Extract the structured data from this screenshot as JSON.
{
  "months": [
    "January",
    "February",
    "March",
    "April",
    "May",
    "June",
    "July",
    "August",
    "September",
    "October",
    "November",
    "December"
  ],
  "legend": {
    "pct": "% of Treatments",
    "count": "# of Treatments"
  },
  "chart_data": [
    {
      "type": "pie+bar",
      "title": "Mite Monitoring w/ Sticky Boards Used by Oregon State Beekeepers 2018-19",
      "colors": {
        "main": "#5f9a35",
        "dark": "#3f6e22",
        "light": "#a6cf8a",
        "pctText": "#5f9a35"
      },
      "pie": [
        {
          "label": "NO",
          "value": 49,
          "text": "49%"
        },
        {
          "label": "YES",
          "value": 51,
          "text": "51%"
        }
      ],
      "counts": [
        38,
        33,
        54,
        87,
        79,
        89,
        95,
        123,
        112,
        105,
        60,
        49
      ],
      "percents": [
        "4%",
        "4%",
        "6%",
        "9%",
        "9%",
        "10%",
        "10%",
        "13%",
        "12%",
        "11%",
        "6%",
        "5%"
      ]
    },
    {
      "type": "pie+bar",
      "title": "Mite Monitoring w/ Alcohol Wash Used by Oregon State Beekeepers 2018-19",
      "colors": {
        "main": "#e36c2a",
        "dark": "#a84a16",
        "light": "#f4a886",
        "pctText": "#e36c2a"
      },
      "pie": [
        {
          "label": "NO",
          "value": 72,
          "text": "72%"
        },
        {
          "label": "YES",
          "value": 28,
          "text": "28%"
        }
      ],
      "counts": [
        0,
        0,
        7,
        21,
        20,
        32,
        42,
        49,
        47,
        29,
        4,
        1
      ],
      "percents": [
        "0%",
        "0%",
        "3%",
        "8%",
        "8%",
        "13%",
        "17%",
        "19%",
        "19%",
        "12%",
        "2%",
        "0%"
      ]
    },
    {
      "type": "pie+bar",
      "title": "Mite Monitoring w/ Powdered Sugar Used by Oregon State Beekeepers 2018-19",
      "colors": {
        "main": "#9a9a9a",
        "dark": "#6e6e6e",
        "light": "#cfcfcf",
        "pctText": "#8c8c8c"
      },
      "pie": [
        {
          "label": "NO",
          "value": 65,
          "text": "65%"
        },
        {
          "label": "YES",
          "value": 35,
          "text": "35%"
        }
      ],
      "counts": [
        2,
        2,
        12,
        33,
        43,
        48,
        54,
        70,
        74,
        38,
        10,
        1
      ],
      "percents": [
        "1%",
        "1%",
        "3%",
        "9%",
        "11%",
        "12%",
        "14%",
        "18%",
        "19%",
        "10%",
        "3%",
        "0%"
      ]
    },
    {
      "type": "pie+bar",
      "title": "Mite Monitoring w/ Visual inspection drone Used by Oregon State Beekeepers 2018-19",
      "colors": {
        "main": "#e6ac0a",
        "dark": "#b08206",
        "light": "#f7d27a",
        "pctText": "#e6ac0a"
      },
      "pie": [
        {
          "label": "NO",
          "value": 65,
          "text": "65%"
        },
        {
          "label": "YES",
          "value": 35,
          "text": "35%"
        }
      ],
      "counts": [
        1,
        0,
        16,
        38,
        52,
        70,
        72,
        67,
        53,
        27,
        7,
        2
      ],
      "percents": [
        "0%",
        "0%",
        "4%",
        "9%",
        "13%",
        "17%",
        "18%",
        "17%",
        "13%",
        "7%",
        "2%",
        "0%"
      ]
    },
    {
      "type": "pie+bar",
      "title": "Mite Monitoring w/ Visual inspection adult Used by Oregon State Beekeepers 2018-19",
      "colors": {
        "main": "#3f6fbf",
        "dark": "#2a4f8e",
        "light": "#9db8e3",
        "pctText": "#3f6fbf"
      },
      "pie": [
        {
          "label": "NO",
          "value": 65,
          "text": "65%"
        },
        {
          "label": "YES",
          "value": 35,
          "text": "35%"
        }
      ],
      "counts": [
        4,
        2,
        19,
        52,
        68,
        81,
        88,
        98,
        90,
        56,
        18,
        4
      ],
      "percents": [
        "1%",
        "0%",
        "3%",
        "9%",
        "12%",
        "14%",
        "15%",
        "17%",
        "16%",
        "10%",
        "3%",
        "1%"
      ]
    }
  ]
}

[WRITTEN INSTRUCTION]
Copy out each line above, character for character.

[CORRECT ANSWER]
Extract the structured data from this screenshot as JSON.
{
  "months": [
    "January",
    "February",
    "March",
    "April",
    "May",
    "June",
    "July",
    "August",
    "September",
    "October",
    "November",
    "December"
  ],
  "legend": {
    "pct": "% of Treatments",
    "count": "# of Treatments"
  },
  "chart_data": [
    {
      "type": "pie+bar",
      "title": "Mite Monitoring w/ Sticky Boards Used by Oregon State Beekeepers 2018-19",
      "colors": {
        "main": "#5f9a35",
        "dark": "#3f6e22",
        "light": "#a6cf8a",
        "pctText": "#5f9a35"
      },
      "pie": [
        {
          "label": "NO",
          "value": 49,
          "text": "49%"
        },
        {
          "label": "YES",
          "value": 51,
          "text": "51%"
        }
      ],
      "counts": [
        38,
        33,
        54,
        87,
        79,
        89,
        95,
        123,
        112,
        105,
        60,
        49
      ],
      "percents": [
        "4%",
        "4%",
        "6%",
        "9%",
        "9%",
        "10%",
        "10%",
        "13%",
        "12%",
        "11%",
        "6%",
        "5%"
      ]
    },
    {
      "type": "pie+bar",
      "title": "Mite Monitoring w/ Alcohol Wash Used by Oregon State Beekeepers 2018-19",
      "colors": {
        "main": "#e36c2a",
        "dark": "#a84a16",
        "light": "#f4a886",
        "pctText": "#e36c2a"
      },
      "pie": [
        {
          "label": "NO",
          "value": 72,
          "text": "72%"
        },
        {
          "label": "YES",
          "value": 28,
          "text": "28%"
        }
      ],
      "counts": [
        0,
        0,
        7,
        21,
        20,
        32,
        42,
        49,
        47,
        29,
        4,
        1
      ],
      "percents": [
        "0%",
        "0%",
        "3%",
        "8%",
        "8%",
        "13%",
        "17%",
        "19%",
        "19%",
        "12%",
        "2%",
        "0%"
      ]
    },
    {
      "type": "pie+bar",
      "title": "Mite Monitoring w/ Powdered Sugar Used by Oregon State Beekeepers 2018-19",
      "colors": {
        "main": "#9a9a9a",
        "dark": "#6e6e6e",
        "light": "#cfcfcf",
        "pctText": "#8c8c8c"
      },
      "pie": [
        {
          "label": "NO",
          "value": 65,
          "text": "65%"
        },
        {
          "label": "YES",
          "value": 35,
          "text": "35%"
        }
      ],
      "counts": [
        2,
        2,
        12,
        33,
        43,
        48,
        54,
        70,
        74,
        38,
        10,
        1
      ],
      "percents": [
        "1%",
        "1%",
        "3%",
        "9%",
        "11%",
        "12%",
        "14%",
        "18%",
        "19%",
        "10%",
        "3%",
        "0%"
      ]
    },
    {
      "type": "pie+bar",
      "title": "Mite Monitoring w/ Visual inspection drone Used by Oregon State Beekeepers 2018-19",
      "colors": {
        "main": "#e6ac0a",
        "dark": "#b08206",
        "light": "#f7d27a",
        "pctText": "#e6ac0a"
      },
      "pie": [
        {
          "label": "NO",
          "value": 65,
          "text": "65%"
        },
        {
          "label": "YES",
          "value": 35,
          "text": "35%"
        }
      ],
      "counts": [
        1,
        0,
        16,
        38,
        52,
        70,
        72,
        67,
        53,
        27,
        7,
        2
      ],
      "percents": [
        "0%",
        "0%",
        "4%",
        "9%",
        "13%",
        "17%",
        "18%",
        "17%",
        "13%",
        "7%",
        "2%",
        "0%"
      ]
    },
    {
      "type": "pie+bar",
      "title": "Mite Monitoring w/ Visual inspection adult Used by Oregon State Beekeepers 2018-19",
      "colors": {
        "main": "#3f6fbf",
        "dark": "#2a4f8e",
        "light": "#9db8e3",
        "pctText": "#3f6fbf"
      },
      "pie": [
        {
          "label": "NO",
          "value": 65,
          "text": "65%"
        },
        {
          "label": "YES",
          "value": 35,
          "text": "35%"
        }
      ],
      "counts": [
        4,
        2,
        19,
        52,
        68,
        81,
        88,
        98,
        90,
        56,
        18,
        4
      ],
      "percents": [
        "1%",
        "0%",
        "3%",
        "9%",
        "12%",
        "14%",
        "15%",
        "17%",
        "16%",
        "10%",
        "3%",
        "1%"
      ]
    }
  ]
}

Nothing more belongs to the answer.